DATA EXTRACT:
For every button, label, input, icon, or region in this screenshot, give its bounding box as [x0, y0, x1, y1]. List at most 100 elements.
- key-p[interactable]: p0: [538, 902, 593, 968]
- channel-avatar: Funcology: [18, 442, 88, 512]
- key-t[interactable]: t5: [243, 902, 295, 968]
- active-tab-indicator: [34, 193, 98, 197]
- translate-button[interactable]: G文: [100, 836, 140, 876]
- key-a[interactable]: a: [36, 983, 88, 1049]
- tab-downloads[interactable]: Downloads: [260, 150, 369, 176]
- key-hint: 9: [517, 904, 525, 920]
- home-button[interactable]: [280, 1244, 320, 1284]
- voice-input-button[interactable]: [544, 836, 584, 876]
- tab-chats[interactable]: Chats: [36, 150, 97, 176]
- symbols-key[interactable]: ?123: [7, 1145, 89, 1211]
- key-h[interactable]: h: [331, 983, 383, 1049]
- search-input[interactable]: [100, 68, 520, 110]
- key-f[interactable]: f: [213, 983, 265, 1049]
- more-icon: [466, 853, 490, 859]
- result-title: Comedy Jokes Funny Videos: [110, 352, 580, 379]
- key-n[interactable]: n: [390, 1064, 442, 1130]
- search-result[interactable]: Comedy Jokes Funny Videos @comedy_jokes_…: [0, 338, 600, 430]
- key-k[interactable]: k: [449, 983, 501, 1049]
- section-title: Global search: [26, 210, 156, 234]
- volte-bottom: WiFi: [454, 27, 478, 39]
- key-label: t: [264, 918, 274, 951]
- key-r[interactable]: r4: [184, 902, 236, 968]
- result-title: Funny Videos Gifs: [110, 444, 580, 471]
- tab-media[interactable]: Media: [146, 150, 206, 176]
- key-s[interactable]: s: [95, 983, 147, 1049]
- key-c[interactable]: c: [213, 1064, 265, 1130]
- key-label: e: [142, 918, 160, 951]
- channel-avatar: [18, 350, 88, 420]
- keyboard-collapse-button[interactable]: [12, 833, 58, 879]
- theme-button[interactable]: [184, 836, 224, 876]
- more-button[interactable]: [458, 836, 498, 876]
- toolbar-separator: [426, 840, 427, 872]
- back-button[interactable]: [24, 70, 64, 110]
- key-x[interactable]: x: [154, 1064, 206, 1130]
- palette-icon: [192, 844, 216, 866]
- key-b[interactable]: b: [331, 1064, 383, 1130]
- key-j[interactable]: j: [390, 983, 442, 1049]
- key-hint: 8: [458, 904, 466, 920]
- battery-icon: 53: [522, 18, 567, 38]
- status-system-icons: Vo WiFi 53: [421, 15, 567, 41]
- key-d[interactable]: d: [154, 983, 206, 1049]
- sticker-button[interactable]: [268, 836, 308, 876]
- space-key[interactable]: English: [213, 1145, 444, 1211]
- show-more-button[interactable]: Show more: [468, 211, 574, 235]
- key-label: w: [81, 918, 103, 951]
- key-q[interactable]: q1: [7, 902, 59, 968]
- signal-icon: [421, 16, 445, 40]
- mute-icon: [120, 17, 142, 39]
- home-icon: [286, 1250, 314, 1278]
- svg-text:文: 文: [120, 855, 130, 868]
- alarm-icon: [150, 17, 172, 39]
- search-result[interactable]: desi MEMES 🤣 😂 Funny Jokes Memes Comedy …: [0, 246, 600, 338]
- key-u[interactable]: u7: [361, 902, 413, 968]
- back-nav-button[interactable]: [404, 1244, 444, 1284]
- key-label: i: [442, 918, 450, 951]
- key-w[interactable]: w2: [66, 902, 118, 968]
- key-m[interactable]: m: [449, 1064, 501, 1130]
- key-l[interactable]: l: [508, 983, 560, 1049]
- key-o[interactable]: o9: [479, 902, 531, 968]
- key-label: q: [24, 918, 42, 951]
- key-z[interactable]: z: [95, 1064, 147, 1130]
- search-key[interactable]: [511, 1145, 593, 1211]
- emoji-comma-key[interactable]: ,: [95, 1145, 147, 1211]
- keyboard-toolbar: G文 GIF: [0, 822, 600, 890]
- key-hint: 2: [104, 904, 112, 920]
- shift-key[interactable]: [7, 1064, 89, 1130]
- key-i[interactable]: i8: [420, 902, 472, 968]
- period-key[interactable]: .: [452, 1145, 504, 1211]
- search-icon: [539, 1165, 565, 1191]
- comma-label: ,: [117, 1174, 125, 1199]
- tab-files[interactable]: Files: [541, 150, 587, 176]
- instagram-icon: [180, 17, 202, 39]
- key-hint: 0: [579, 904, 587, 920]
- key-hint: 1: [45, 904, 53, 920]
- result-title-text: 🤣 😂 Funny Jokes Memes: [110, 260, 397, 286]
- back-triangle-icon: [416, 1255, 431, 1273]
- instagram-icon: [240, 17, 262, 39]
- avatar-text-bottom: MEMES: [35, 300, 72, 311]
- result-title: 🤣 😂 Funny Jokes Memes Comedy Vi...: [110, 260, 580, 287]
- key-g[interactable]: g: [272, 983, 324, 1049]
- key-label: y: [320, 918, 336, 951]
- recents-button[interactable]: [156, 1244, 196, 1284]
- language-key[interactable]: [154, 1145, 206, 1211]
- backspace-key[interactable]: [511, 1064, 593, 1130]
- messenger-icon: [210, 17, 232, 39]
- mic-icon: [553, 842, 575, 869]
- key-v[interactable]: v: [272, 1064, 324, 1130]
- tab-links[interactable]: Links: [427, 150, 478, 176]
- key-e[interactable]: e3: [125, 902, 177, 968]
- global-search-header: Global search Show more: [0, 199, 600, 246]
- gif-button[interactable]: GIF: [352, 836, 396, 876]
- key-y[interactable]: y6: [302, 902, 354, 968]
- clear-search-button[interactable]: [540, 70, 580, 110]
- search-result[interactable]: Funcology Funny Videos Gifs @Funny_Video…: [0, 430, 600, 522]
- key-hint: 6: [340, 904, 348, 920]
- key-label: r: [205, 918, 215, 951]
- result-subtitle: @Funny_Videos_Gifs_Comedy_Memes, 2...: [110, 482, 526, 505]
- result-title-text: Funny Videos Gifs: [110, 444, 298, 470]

AIM OF THE TASK: Copy the whole listing above line for line, with no changes.

FULL OUTPUT:
For every button, label, input, icon, or region in this screenshot, give its bounding box as [x0, y0, x1, y1]. List at most 100 elements.
- key-p[interactable]: p0: [538, 902, 593, 968]
- channel-avatar: Funcology: [18, 442, 88, 512]
- key-t[interactable]: t5: [243, 902, 295, 968]
- active-tab-indicator: [34, 193, 98, 197]
- translate-button[interactable]: G文: [100, 836, 140, 876]
- key-a[interactable]: a: [36, 983, 88, 1049]
- tab-downloads[interactable]: Downloads: [260, 150, 369, 176]
- key-hint: 9: [517, 904, 525, 920]
- home-button[interactable]: [280, 1244, 320, 1284]
- voice-input-button[interactable]: [544, 836, 584, 876]
- tab-chats[interactable]: Chats: [36, 150, 97, 176]
- symbols-key[interactable]: ?123: [7, 1145, 89, 1211]
- key-h[interactable]: h: [331, 983, 383, 1049]
- search-input[interactable]: [100, 68, 520, 110]
- key-f[interactable]: f: [213, 983, 265, 1049]
- more-icon: [466, 853, 490, 859]
- result-title: Comedy Jokes Funny Videos: [110, 352, 580, 379]
- key-n[interactable]: n: [390, 1064, 442, 1130]
- search-result[interactable]: Comedy Jokes Funny Videos @comedy_jokes_…: [0, 338, 600, 430]
- key-k[interactable]: k: [449, 983, 501, 1049]
- section-title: Global search: [26, 210, 156, 234]
- volte-bottom: WiFi: [454, 27, 478, 39]
- key-label: t: [264, 918, 274, 951]
- key-r[interactable]: r4: [184, 902, 236, 968]
- result-title: Funny Videos Gifs: [110, 444, 580, 471]
- tab-media[interactable]: Media: [146, 150, 206, 176]
- key-s[interactable]: s: [95, 983, 147, 1049]
- key-c[interactable]: c: [213, 1064, 265, 1130]
- key-label: e: [142, 918, 160, 951]
- channel-avatar: [18, 350, 88, 420]
- keyboard-collapse-button[interactable]: [12, 833, 58, 879]
- theme-button[interactable]: [184, 836, 224, 876]
- more-button[interactable]: [458, 836, 498, 876]
- toolbar-separator: [426, 840, 427, 872]
- back-button[interactable]: [24, 70, 64, 110]
- key-x[interactable]: x: [154, 1064, 206, 1130]
- palette-icon: [192, 844, 216, 866]
- key-b[interactable]: b: [331, 1064, 383, 1130]
- key-j[interactable]: j: [390, 983, 442, 1049]
- key-hint: 8: [458, 904, 466, 920]
- battery-icon: 53: [522, 18, 567, 38]
- status-system-icons: Vo WiFi 53: [421, 15, 567, 41]
- key-d[interactable]: d: [154, 983, 206, 1049]
- sticker-button[interactable]: [268, 836, 308, 876]
- space-key[interactable]: English: [213, 1145, 444, 1211]
- show-more-button[interactable]: Show more: [468, 211, 574, 235]
- key-label: w: [81, 918, 103, 951]
- key-q[interactable]: q1: [7, 902, 59, 968]
- signal-icon: [421, 16, 445, 40]
- mute-icon: [120, 17, 142, 39]
- home-icon: [286, 1250, 314, 1278]
- svg-text:文: 文: [120, 855, 130, 868]
- alarm-icon: [150, 17, 172, 39]
- search-result[interactable]: desi MEMES 🤣 😂 Funny Jokes Memes Comedy …: [0, 246, 600, 338]
- key-u[interactable]: u7: [361, 902, 413, 968]
- back-nav-button[interactable]: [404, 1244, 444, 1284]
- key-label: i: [442, 918, 450, 951]
- key-w[interactable]: w2: [66, 902, 118, 968]
- key-m[interactable]: m: [449, 1064, 501, 1130]
- key-l[interactable]: l: [508, 983, 560, 1049]
- key-o[interactable]: o9: [479, 902, 531, 968]
- key-label: q: [24, 918, 42, 951]
- key-z[interactable]: z: [95, 1064, 147, 1130]
- search-key[interactable]: [511, 1145, 593, 1211]
- emoji-comma-key[interactable]: ,: [95, 1145, 147, 1211]
- keyboard-toolbar: G文 GIF: [0, 822, 600, 890]
- key-hint: 2: [104, 904, 112, 920]
- shift-key[interactable]: [7, 1064, 89, 1130]
- key-i[interactable]: i8: [420, 902, 472, 968]
- period-key[interactable]: .: [452, 1145, 504, 1211]
- search-icon: [539, 1165, 565, 1191]
- comma-label: ,: [117, 1174, 125, 1199]
- tab-files[interactable]: Files: [541, 150, 587, 176]
- instagram-icon: [180, 17, 202, 39]
- key-hint: 0: [579, 904, 587, 920]
- key-hint: 1: [45, 904, 53, 920]
- result-title-text: 🤣 😂 Funny Jokes Memes: [110, 260, 397, 286]
- back-triangle-icon: [416, 1255, 431, 1273]
- instagram-icon: [240, 17, 262, 39]
- avatar-text-bottom: MEMES: [35, 300, 72, 311]
- result-title: 🤣 😂 Funny Jokes Memes Comedy Vi...: [110, 260, 580, 287]
- key-g[interactable]: g: [272, 983, 324, 1049]
- key-label: y: [320, 918, 336, 951]
- recents-button[interactable]: [156, 1244, 196, 1284]
- language-key[interactable]: [154, 1145, 206, 1211]
- backspace-key[interactable]: [511, 1064, 593, 1130]
- messenger-icon: [210, 17, 232, 39]
- mic-icon: [553, 842, 575, 869]
- key-v[interactable]: v: [272, 1064, 324, 1130]
- tab-links[interactable]: Links: [427, 150, 478, 176]
- key-e[interactable]: e3: [125, 902, 177, 968]
- global-search-header: Global search Show more: [0, 199, 600, 246]
- gif-button[interactable]: GIF: [352, 836, 396, 876]
- key-y[interactable]: y6: [302, 902, 354, 968]
- clear-search-button[interactable]: [540, 70, 580, 110]
- search-result[interactable]: Funcology Funny Videos Gifs @Funny_Video…: [0, 430, 600, 522]
- key-hint: 6: [340, 904, 348, 920]
- key-label: r: [205, 918, 215, 951]
- result-subtitle: @Funny_Videos_Gifs_Comedy_Memes, 2...: [110, 482, 526, 505]
- result-title-text: Funny Videos Gifs: [110, 444, 298, 470]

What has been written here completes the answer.